(Structured figure records)
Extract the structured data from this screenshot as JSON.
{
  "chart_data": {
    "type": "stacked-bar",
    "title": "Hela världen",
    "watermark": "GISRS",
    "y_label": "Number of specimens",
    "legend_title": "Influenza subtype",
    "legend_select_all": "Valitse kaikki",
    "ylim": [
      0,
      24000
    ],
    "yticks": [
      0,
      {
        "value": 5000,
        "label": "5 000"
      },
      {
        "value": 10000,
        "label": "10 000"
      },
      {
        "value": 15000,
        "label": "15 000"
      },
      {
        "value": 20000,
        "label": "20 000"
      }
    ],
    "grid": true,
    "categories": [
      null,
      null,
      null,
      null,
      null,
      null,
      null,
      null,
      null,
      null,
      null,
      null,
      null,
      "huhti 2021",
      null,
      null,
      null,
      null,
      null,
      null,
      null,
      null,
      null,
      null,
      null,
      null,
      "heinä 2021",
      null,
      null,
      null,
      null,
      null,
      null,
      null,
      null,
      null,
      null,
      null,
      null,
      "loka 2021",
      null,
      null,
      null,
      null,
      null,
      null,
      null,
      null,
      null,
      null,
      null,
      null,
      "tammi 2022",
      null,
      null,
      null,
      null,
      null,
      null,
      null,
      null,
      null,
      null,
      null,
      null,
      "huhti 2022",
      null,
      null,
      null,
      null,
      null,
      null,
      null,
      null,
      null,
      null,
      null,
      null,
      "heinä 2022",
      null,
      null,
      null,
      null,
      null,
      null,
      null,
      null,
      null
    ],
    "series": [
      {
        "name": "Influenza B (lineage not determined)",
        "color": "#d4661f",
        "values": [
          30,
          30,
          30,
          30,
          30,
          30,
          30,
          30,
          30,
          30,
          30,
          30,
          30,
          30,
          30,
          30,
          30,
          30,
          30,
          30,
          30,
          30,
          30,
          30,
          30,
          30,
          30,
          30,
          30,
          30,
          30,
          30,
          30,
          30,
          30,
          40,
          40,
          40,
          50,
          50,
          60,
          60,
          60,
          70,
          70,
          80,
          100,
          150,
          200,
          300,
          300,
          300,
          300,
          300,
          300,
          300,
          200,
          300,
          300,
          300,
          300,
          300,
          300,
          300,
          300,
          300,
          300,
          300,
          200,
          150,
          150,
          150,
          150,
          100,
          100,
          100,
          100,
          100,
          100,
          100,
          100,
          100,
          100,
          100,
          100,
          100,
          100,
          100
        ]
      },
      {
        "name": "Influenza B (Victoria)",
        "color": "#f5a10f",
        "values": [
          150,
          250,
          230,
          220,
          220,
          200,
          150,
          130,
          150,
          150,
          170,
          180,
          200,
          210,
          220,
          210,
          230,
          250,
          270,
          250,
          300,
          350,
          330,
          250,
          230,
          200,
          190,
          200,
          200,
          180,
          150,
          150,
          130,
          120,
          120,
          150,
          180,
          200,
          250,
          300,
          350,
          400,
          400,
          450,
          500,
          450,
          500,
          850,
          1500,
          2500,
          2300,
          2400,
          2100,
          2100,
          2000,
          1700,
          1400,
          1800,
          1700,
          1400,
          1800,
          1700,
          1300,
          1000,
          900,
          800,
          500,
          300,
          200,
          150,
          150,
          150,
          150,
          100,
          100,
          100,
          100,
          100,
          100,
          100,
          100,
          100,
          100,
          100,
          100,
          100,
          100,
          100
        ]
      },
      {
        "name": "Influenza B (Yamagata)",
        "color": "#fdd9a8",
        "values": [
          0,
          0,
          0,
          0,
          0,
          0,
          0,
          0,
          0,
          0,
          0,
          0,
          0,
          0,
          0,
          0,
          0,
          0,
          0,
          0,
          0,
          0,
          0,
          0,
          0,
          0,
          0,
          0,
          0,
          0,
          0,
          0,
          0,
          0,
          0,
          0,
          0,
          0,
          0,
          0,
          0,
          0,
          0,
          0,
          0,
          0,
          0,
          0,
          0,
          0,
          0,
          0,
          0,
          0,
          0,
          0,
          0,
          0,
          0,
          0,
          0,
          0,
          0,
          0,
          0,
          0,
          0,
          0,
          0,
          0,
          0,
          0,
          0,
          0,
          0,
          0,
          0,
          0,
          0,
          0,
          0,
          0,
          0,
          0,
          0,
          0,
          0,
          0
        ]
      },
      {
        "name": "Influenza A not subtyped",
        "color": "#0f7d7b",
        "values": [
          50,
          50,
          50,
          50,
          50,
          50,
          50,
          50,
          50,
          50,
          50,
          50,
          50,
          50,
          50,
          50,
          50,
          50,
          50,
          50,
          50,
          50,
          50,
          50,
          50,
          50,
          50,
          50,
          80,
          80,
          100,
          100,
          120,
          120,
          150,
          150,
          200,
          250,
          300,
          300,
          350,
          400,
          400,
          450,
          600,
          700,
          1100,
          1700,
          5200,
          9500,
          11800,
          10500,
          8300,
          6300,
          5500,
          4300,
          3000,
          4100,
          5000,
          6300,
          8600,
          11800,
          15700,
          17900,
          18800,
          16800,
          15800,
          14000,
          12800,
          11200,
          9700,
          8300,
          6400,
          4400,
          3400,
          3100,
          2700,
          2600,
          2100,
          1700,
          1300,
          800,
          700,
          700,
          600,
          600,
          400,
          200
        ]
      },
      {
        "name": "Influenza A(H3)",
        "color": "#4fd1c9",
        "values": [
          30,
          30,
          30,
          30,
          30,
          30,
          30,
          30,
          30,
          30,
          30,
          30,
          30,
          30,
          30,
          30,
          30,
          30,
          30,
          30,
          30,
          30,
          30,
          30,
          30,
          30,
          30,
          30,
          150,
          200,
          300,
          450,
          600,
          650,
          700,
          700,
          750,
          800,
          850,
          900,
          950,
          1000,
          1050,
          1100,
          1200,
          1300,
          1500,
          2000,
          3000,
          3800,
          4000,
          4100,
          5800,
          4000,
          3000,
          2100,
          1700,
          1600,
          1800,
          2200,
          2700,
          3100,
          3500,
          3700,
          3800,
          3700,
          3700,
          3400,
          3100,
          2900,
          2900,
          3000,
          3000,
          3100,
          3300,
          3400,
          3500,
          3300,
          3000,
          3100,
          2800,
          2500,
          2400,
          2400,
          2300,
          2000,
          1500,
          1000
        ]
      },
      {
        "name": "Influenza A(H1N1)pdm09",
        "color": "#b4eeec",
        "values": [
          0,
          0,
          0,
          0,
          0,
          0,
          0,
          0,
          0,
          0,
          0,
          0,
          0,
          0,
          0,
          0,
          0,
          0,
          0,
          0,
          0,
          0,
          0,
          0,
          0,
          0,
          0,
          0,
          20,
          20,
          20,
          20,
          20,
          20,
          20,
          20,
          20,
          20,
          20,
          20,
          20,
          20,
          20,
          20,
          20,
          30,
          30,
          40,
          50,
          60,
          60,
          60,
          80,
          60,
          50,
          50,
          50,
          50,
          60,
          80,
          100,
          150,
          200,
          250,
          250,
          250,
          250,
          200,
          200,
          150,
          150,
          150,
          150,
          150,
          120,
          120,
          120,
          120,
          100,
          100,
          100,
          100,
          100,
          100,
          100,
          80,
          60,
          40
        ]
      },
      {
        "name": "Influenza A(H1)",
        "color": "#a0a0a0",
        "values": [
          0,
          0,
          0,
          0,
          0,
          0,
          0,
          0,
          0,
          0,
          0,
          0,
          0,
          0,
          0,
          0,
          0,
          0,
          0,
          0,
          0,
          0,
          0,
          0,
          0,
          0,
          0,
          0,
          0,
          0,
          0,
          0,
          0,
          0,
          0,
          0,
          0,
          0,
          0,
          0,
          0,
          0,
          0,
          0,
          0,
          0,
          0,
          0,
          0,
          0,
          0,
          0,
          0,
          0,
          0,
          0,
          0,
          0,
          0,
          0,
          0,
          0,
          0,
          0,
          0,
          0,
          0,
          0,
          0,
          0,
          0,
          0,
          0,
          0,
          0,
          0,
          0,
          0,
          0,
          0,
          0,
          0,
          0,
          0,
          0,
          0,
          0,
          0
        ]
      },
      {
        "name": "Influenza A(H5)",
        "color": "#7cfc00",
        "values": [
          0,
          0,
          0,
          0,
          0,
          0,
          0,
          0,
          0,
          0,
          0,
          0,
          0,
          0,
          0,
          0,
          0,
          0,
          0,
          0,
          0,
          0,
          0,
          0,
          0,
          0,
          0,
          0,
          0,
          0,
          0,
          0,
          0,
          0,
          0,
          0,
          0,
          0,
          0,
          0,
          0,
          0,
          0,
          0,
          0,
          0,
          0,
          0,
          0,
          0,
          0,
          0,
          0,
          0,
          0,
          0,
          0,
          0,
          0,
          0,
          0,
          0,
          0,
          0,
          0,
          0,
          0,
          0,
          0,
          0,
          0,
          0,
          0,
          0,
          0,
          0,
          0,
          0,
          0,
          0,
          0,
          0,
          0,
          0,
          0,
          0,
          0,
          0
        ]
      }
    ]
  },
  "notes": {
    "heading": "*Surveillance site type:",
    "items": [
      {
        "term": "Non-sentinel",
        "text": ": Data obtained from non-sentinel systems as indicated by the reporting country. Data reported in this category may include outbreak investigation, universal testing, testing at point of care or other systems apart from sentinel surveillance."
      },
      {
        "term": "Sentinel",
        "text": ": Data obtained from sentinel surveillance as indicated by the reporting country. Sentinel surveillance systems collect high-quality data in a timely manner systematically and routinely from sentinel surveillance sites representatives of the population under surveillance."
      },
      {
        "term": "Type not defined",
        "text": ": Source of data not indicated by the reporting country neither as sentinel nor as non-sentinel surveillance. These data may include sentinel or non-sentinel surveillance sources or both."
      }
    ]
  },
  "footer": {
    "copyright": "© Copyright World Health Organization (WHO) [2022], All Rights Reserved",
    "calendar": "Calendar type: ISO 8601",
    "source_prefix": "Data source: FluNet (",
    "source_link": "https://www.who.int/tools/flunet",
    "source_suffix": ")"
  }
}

REQUIREMENTS:
Extract every line of the records above that contains the word "systems".

THE REPLY:
        "text": ": Data obtained from non-sentinel systems as indicated by the reporting country. Data reported in this category may include outbreak investigation, universal testing, testing at point of care or other systems apart from sentinel surveillance."
        "text": ": Data obtained from sentinel surveillance as indicated by the reporting country. Sentinel surveillance systems collect high-quality data in a timely manner systematically and routinely from sentinel surveillance sites representatives of the population under surveillance."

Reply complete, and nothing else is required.